INSTRUCTION: Read the lines below. Copy out any that hold the string "text".

RAW DATA:
>>>
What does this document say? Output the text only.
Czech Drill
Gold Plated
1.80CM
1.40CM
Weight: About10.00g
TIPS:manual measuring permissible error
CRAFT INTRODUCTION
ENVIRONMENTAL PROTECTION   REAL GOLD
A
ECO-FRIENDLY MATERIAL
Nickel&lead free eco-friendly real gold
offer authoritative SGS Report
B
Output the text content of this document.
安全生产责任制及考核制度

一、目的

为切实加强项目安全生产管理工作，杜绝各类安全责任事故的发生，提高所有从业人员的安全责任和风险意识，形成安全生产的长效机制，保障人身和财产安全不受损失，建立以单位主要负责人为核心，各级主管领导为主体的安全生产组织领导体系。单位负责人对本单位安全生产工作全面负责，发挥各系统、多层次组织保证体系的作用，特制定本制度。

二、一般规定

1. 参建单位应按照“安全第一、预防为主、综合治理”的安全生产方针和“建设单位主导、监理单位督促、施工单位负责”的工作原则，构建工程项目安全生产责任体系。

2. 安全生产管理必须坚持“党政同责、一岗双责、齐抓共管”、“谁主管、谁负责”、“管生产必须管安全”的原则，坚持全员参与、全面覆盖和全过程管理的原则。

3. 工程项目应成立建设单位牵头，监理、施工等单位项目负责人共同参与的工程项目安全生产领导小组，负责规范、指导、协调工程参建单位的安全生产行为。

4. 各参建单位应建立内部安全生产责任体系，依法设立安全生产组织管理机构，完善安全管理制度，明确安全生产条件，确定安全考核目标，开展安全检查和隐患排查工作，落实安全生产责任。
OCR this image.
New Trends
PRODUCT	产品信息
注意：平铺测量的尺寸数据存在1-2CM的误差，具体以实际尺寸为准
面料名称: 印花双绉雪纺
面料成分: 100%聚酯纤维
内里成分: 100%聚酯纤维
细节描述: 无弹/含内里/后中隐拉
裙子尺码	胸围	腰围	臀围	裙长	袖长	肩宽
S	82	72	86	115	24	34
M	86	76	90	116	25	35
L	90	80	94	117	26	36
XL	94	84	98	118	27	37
<<<
TASK ANSWER:
What does this document say? Output the text only.
Output the text content of this document.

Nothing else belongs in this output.